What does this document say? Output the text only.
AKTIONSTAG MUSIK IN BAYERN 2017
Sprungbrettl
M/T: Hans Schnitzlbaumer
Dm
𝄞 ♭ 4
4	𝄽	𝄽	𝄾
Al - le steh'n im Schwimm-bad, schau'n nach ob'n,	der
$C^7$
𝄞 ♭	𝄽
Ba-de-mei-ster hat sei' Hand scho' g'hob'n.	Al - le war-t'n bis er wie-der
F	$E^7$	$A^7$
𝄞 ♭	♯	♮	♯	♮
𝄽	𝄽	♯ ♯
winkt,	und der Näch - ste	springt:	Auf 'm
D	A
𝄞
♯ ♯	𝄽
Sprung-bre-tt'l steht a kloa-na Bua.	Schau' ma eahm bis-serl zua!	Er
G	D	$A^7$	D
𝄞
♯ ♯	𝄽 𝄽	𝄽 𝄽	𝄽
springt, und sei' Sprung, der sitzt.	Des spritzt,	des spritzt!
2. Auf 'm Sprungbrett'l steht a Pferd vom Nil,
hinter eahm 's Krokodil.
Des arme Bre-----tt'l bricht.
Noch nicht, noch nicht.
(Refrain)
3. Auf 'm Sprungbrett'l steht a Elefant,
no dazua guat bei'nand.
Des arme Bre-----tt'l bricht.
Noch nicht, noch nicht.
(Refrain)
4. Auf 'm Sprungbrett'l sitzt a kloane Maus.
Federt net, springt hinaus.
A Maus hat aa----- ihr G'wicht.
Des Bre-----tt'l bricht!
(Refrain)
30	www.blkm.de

• • • • •

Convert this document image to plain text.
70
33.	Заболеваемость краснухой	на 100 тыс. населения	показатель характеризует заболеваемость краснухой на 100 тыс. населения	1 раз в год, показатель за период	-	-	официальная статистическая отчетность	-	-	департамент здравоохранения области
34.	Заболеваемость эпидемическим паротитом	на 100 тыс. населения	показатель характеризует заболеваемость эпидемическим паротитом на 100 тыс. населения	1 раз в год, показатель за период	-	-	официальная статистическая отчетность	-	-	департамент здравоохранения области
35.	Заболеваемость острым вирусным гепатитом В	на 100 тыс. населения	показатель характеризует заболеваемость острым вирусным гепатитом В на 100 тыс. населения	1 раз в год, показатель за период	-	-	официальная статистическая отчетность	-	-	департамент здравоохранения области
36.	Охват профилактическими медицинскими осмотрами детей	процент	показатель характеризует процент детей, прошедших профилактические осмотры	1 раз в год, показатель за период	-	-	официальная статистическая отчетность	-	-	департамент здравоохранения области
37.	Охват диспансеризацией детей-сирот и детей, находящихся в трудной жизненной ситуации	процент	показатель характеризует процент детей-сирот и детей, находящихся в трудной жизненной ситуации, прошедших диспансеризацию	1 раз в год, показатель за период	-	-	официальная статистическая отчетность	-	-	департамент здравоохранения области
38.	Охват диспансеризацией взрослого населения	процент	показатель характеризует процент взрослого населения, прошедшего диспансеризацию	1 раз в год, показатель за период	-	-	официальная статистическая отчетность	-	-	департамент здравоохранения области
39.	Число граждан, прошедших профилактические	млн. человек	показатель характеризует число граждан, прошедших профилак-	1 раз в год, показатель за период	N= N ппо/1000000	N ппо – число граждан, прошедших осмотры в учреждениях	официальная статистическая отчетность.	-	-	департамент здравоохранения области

• • • • •

Stated task >>
Identify the lines of the entries containing the string "eahm". Copy each such line.

Solution for this task >>
Sprung-bre-tt'l steht a kloa-na Bua.	Schau' ma eahm bis-serl zua!	Er
hinter eahm 's Krokodil.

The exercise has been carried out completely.